— Begin The input —

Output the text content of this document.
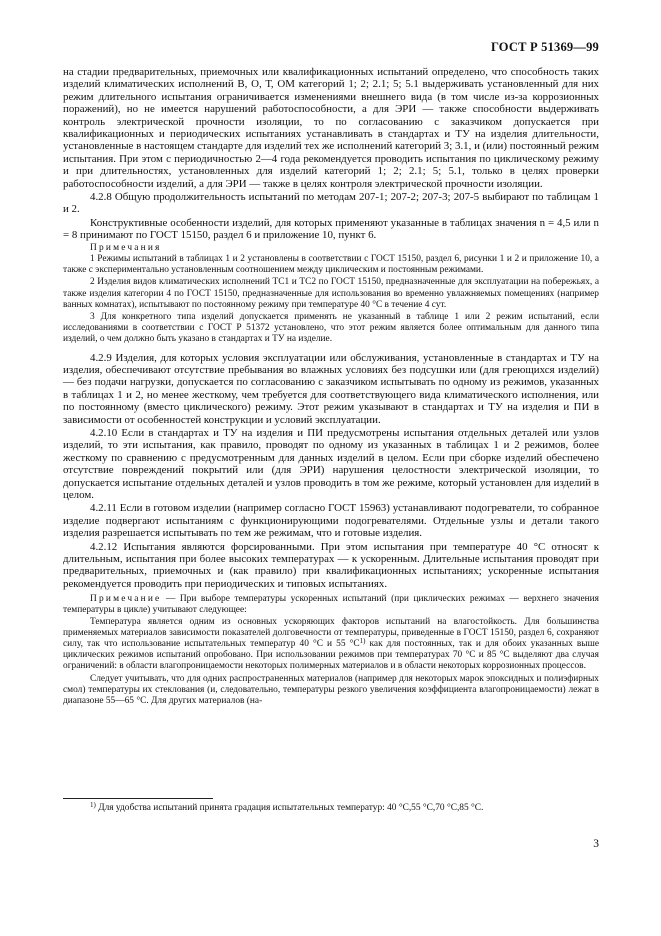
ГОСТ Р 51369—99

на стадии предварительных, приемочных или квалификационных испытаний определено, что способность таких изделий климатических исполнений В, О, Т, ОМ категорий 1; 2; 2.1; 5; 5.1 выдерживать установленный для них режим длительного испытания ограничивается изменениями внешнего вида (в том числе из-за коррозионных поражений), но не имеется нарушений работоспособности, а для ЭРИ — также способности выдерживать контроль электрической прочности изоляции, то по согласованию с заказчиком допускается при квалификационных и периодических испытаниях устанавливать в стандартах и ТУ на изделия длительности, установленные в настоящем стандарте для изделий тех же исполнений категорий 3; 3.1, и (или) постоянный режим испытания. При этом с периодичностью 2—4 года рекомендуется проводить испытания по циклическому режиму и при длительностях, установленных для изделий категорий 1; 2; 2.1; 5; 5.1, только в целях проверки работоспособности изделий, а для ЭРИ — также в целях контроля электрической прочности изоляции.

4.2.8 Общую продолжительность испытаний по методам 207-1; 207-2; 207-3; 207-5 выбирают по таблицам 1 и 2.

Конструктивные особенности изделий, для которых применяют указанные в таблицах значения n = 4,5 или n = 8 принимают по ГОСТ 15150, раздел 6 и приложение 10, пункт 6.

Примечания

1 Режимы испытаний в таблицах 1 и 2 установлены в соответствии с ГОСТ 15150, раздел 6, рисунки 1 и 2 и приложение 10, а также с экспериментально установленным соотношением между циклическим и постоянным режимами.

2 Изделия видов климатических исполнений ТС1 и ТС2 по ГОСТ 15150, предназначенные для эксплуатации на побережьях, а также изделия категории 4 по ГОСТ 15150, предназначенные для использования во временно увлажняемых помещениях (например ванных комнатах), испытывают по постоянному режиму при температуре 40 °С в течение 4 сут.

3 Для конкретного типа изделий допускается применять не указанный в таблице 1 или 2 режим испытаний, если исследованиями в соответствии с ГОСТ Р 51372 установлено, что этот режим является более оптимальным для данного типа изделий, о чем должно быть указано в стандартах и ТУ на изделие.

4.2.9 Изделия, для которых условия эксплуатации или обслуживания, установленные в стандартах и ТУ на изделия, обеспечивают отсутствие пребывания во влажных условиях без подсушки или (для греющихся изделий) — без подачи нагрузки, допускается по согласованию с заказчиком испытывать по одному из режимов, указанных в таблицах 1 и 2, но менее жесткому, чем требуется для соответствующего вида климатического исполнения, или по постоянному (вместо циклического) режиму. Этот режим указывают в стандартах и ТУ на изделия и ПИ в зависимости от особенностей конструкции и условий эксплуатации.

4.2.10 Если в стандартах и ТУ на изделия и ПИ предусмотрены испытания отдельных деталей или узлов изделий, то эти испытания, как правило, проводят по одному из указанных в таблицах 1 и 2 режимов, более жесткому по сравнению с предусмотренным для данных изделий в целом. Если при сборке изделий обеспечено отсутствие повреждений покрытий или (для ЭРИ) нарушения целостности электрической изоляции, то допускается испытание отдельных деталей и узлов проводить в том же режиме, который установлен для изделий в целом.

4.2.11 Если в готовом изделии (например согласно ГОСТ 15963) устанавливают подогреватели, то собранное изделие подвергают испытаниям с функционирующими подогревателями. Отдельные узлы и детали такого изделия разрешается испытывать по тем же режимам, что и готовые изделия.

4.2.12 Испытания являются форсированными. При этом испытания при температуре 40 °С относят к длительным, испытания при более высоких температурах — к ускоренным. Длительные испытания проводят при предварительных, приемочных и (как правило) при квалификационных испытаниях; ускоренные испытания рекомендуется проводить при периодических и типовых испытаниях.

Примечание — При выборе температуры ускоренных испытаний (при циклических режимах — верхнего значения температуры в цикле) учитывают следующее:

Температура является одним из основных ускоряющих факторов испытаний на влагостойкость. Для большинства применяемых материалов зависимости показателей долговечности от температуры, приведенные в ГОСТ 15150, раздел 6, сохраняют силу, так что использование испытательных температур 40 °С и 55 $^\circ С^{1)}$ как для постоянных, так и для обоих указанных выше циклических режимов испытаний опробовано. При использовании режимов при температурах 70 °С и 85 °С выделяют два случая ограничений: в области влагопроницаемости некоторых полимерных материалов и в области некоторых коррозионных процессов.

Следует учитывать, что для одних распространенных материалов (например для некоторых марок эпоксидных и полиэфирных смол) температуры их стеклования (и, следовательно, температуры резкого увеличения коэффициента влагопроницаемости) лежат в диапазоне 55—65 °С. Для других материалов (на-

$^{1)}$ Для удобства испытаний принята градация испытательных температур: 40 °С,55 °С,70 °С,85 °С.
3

— End The input —

* **Stated goal**: Return each line among the entries that holds the word "значения".

* **Result**:
Конструктивные особенности изделий, для которых применяют указанные в таблицах значения n = 4,5 или n = 8 принимают по ГОСТ 15150, раздел 6 и приложение 10, пункт 6.
Примечание — При выборе температуры ускоренных испытаний (при циклических режимах — верхнего значения температуры в цикле) учитывают следующее:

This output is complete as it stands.